··· STORED ROWS ···
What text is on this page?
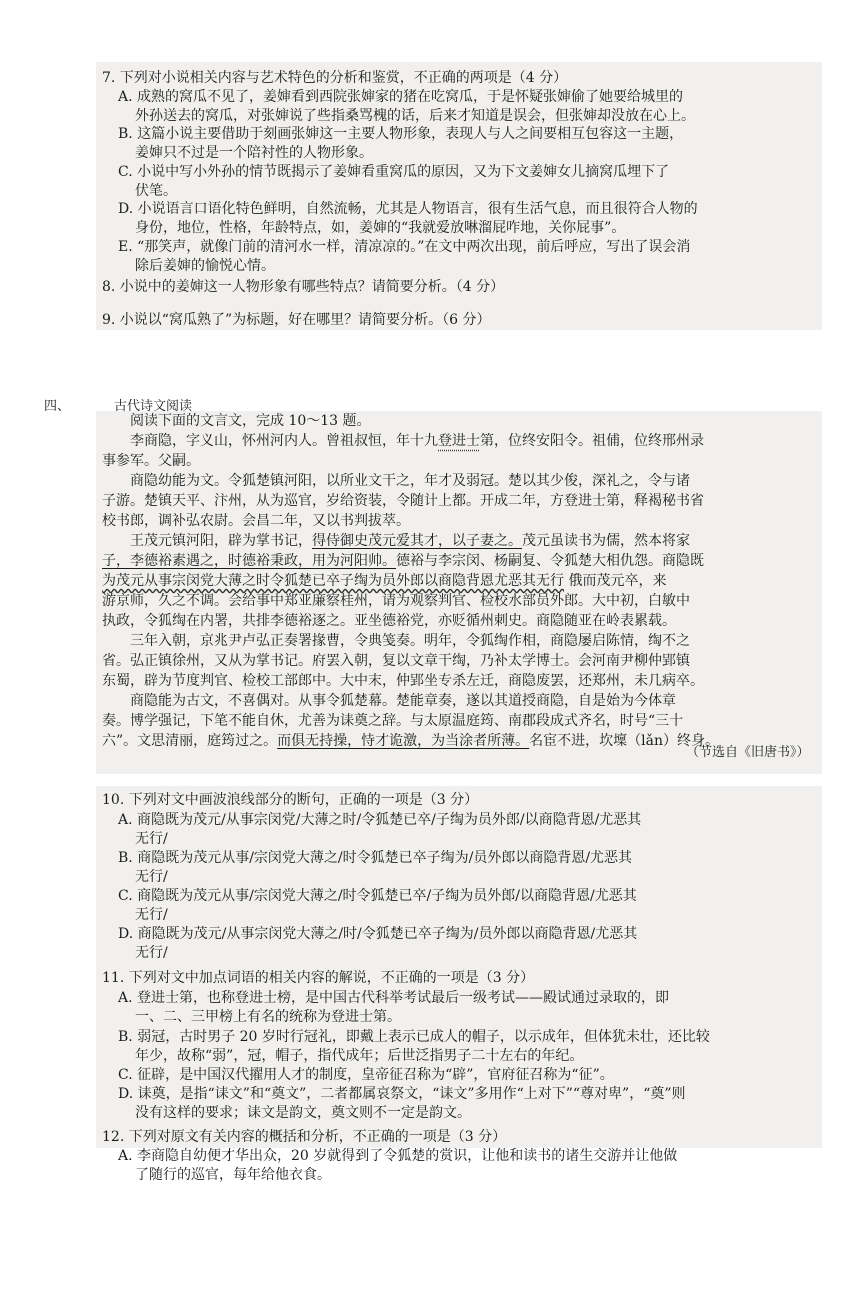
7. 下列对小说相关内容与艺术特色的分析和鉴赏，不正确的两项是（4 分）
A. 成熟的窝瓜不见了，姜婶看到西院张婶家的猪在吃窝瓜，于是怀疑张婶偷了她要给城里的
外孙送去的窝瓜，对张婶说了些指桑骂槐的话，后来才知道是误会，但张婶却没放在心上。
B. 这篇小说主要借助于刻画张婶这一主要人物形象，表现人与人之间要相互包容这一主题，
姜婶只不过是一个陪衬性的人物形象。
C. 小说中写小外孙的情节既揭示了姜婶看重窝瓜的原因，又为下文姜婶女儿摘窝瓜埋下了
伏笔。
D. 小说语言口语化特色鲜明，自然流畅，尤其是人物语言，很有生活气息，而且很符合人物的
身份，地位，性格，年龄特点，如，姜婶的“我就爱放啉溜屁咋地，关你屁事”。
E. “那笑声，就像门前的清河水一样，清凉凉的。”在文中两次出现，前后呼应，写出了误会消
除后姜婶的愉悦心情。
8. 小说中的姜婶这一人物形象有哪些特点？请简要分析。（4 分）
9. 小说以“窝瓜熟了”为标题，好在哪里？请简要分析。（6 分）
四、	古代诗文阅读
阅读下面的文言文，完成 10～13 题。
李商隐，字义山，怀州河内人。曾祖叔恒，年十九登进士第，位终安阳令。祖俌，位终邢州录
事参军。父嗣。
商隐幼能为文。令狐楚镇河阳，以所业文干之，年才及弱冠。楚以其少俊，深礼之，令与诸
子游。楚镇天平、汴州，从为巡官，岁给资装，令随计上都。开成二年，方登进士第，释褐秘书省
校书郎，调补弘农尉。会昌二年，又以书判拔萃。
王茂元镇河阳，辟为掌书记，得侍御史茂元爱其才，以子妻之。茂元虽读书为儒，然本将家
子，李德裕素遇之，时德裕秉政，用为河阳帅。德裕与李宗闵、杨嗣复、令狐楚大相仇怨。商隐既
为茂元从事宗闵党大薄之时令狐楚已卒子绹为员外郎以商隐背恩尤恶其无行 俄而茂元卒，来
游京师，久之不调。会给事中郑亚廉察桂州，请为观察判官、检校水部员外郎。大中初，白敏中
执政，令狐绹在内署，共排李德裕逐之。亚坐德裕党，亦贬循州刺史。商隐随亚在岭表累载。
三年入朝，京兆尹卢弘正奏署掾曹，令典笺奏。明年，令狐绹作相，商隐屡启陈情，绹不之
省。弘正镇徐州，又从为掌书记。府罢入朝，复以文章干绹，乃补太学博士。会河南尹柳仲郢镇
东蜀，辟为节度判官、检校工部郎中。大中末，仲郢坐专杀左迁，商隐废罢，还郑州，未几病卒。
商隐能为古文，不喜偶对。从事令狐楚幕。楚能章奏，遂以其道授商隐，自是始为今体章
奏。博学强记，下笔不能自休，尤善为诔奠之辞。与太原温庭筠、南郡段成式齐名，时号“三十
六”。文思清丽，庭筠过之。而俱无持操，恃才诡激，为当涂者所薄。名宦不进，坎壈（lǎn）终身。
（节选自《旧唐书》）
10. 下列对文中画波浪线部分的断句，正确的一项是（3 分）
A. 商隐既为茂元/从事宗闵党/大薄之时/令狐楚已卒/子绹为员外郎/以商隐背恩/尤恶其
无行/
B. 商隐既为茂元从事/宗闵党大薄之/时令狐楚已卒子绹为/员外郎以商隐背恩/尤恶其
无行/
C. 商隐既为茂元从事/宗闵党大薄之/时令狐楚已卒/子绹为员外郎/以商隐背恩/尤恶其
无行/
D. 商隐既为茂元/从事宗闵党大薄之/时/令狐楚已卒子绹为/员外郎以商隐背恩/尤恶其
无行/
11. 下列对文中加点词语的相关内容的解说，不正确的一项是（3 分）
A. 登进士第，也称登进士榜，是中国古代科举考试最后一级考试——殿试通过录取的，即
一、二、三甲榜上有名的统称为登进士第。
B. 弱冠，古时男子 20 岁时行冠礼，即戴上表示已成人的帽子，以示成年，但体犹未壮，还比较
年少，故称“弱”，冠，帽子，指代成年；后世泛指男子二十左右的年纪。
C. 征辟，是中国汉代擢用人才的制度，皇帝征召称为“辟”，官府征召称为“征”。
D. 诔奠，是指“诔文”和“奠文”，二者都属哀祭文，“诔文”多用作“上对下”“尊对卑”，“奠”则
没有这样的要求；诔文是韵文，奠文则不一定是韵文。
12. 下列对原文有关内容的概括和分析，不正确的一项是（3 分）
A. 李商隐自幼便才华出众，20 岁就得到了令狐楚的赏识，让他和读书的诸生交游并让他做
了随行的巡官，每年给他衣食。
···
#### EXERCISE DETAILS:
From the listing, extract all text exactly as given and drop any picture.

#### EXERCISE RESPONSE:
What text is on this page?
7. 下列对小说相关内容与艺术特色的分析和鉴赏，不正确的两项是（4 分）
A. 成熟的窝瓜不见了，姜婶看到西院张婶家的猪在吃窝瓜，于是怀疑张婶偷了她要给城里的
外孙送去的窝瓜，对张婶说了些指桑骂槐的话，后来才知道是误会，但张婶却没放在心上。
B. 这篇小说主要借助于刻画张婶这一主要人物形象，表现人与人之间要相互包容这一主题，
姜婶只不过是一个陪衬性的人物形象。
C. 小说中写小外孙的情节既揭示了姜婶看重窝瓜的原因，又为下文姜婶女儿摘窝瓜埋下了
伏笔。
D. 小说语言口语化特色鲜明，自然流畅，尤其是人物语言，很有生活气息，而且很符合人物的
身份，地位，性格，年龄特点，如，姜婶的“我就爱放啉溜屁咋地，关你屁事”。
E. “那笑声，就像门前的清河水一样，清凉凉的。”在文中两次出现，前后呼应，写出了误会消
除后姜婶的愉悦心情。
8. 小说中的姜婶这一人物形象有哪些特点？请简要分析。（4 分）
9. 小说以“窝瓜熟了”为标题，好在哪里？请简要分析。（6 分）
四、	古代诗文阅读
阅读下面的文言文，完成 10～13 题。
李商隐，字义山，怀州河内人。曾祖叔恒，年十九登进士第，位终安阳令。祖俌，位终邢州录
事参军。父嗣。
商隐幼能为文。令狐楚镇河阳，以所业文干之，年才及弱冠。楚以其少俊，深礼之，令与诸
子游。楚镇天平、汴州，从为巡官，岁给资装，令随计上都。开成二年，方登进士第，释褐秘书省
校书郎，调补弘农尉。会昌二年，又以书判拔萃。
王茂元镇河阳，辟为掌书记，得侍御史茂元爱其才，以子妻之。茂元虽读书为儒，然本将家
子，李德裕素遇之，时德裕秉政，用为河阳帅。德裕与李宗闵、杨嗣复、令狐楚大相仇怨。商隐既
为茂元从事宗闵党大薄之时令狐楚已卒子绹为员外郎以商隐背恩尤恶其无行 俄而茂元卒，来
游京师，久之不调。会给事中郑亚廉察桂州，请为观察判官、检校水部员外郎。大中初，白敏中
执政，令狐绹在内署，共排李德裕逐之。亚坐德裕党，亦贬循州刺史。商隐随亚在岭表累载。
三年入朝，京兆尹卢弘正奏署掾曹，令典笺奏。明年，令狐绹作相，商隐屡启陈情，绹不之
省。弘正镇徐州，又从为掌书记。府罢入朝，复以文章干绹，乃补太学博士。会河南尹柳仲郢镇
东蜀，辟为节度判官、检校工部郎中。大中末，仲郢坐专杀左迁，商隐废罢，还郑州，未几病卒。
商隐能为古文，不喜偶对。从事令狐楚幕。楚能章奏，遂以其道授商隐，自是始为今体章
奏。博学强记，下笔不能自休，尤善为诔奠之辞。与太原温庭筠、南郡段成式齐名，时号“三十
六”。文思清丽，庭筠过之。而俱无持操，恃才诡激，为当涂者所薄。名宦不进，坎壈（lǎn）终身。
（节选自《旧唐书》）
10. 下列对文中画波浪线部分的断句，正确的一项是（3 分）
A. 商隐既为茂元/从事宗闵党/大薄之时/令狐楚已卒/子绹为员外郎/以商隐背恩/尤恶其
无行/
B. 商隐既为茂元从事/宗闵党大薄之/时令狐楚已卒子绹为/员外郎以商隐背恩/尤恶其
无行/
C. 商隐既为茂元从事/宗闵党大薄之/时令狐楚已卒/子绹为员外郎/以商隐背恩/尤恶其
无行/
D. 商隐既为茂元/从事宗闵党大薄之/时/令狐楚已卒子绹为/员外郎以商隐背恩/尤恶其
无行/
11. 下列对文中加点词语的相关内容的解说，不正确的一项是（3 分）
A. 登进士第，也称登进士榜，是中国古代科举考试最后一级考试——殿试通过录取的，即
一、二、三甲榜上有名的统称为登进士第。
B. 弱冠，古时男子 20 岁时行冠礼，即戴上表示已成人的帽子，以示成年，但体犹未壮，还比较
年少，故称“弱”，冠，帽子，指代成年；后世泛指男子二十左右的年纪。
C. 征辟，是中国汉代擢用人才的制度，皇帝征召称为“辟”，官府征召称为“征”。
D. 诔奠，是指“诔文”和“奠文”，二者都属哀祭文，“诔文”多用作“上对下”“尊对卑”，“奠”则
没有这样的要求；诔文是韵文，奠文则不一定是韵文。
12. 下列对原文有关内容的概括和分析，不正确的一项是（3 分）
A. 李商隐自幼便才华出众，20 岁就得到了令狐楚的赏识，让他和读书的诸生交游并让他做
了随行的巡官，每年给他衣食。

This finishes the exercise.